(Figure contents as structured data)
- - - -

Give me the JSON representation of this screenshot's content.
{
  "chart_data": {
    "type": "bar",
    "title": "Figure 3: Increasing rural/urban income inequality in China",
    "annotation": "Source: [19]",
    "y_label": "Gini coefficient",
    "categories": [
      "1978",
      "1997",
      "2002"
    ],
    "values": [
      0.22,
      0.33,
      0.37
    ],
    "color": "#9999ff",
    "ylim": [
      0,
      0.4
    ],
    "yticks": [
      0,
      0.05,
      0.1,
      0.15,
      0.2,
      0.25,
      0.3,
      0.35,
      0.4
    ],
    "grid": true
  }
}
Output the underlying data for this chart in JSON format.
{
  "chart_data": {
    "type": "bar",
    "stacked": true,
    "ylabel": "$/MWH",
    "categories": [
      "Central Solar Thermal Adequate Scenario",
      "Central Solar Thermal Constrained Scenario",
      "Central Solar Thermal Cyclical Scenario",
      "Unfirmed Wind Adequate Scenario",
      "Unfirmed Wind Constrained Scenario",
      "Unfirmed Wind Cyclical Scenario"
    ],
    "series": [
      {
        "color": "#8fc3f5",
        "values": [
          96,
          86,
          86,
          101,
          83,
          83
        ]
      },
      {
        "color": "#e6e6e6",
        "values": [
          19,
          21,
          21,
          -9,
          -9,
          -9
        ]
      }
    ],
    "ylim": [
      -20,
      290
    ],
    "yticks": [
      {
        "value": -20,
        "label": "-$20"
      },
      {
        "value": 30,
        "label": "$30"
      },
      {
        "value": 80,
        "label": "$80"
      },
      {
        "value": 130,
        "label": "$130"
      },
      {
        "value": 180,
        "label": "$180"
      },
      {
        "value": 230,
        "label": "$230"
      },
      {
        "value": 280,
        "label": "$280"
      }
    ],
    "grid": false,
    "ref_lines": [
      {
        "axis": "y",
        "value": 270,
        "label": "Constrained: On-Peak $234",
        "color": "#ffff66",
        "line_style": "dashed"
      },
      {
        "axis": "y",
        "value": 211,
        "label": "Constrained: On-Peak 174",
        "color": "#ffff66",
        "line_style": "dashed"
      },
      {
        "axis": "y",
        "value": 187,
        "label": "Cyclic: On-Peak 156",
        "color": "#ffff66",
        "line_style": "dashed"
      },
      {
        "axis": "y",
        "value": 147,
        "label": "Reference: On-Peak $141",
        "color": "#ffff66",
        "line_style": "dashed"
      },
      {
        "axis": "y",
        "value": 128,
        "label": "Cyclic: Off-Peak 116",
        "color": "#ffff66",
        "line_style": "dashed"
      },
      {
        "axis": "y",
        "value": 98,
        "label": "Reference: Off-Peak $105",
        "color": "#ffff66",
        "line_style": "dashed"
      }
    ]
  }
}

- - - -

■ INSTRUCTIONS FOR THE TASK: Work out how many lines of the data above hold the word "Adequate", and write only the count.

■ PROBLEM SOLUTION: 2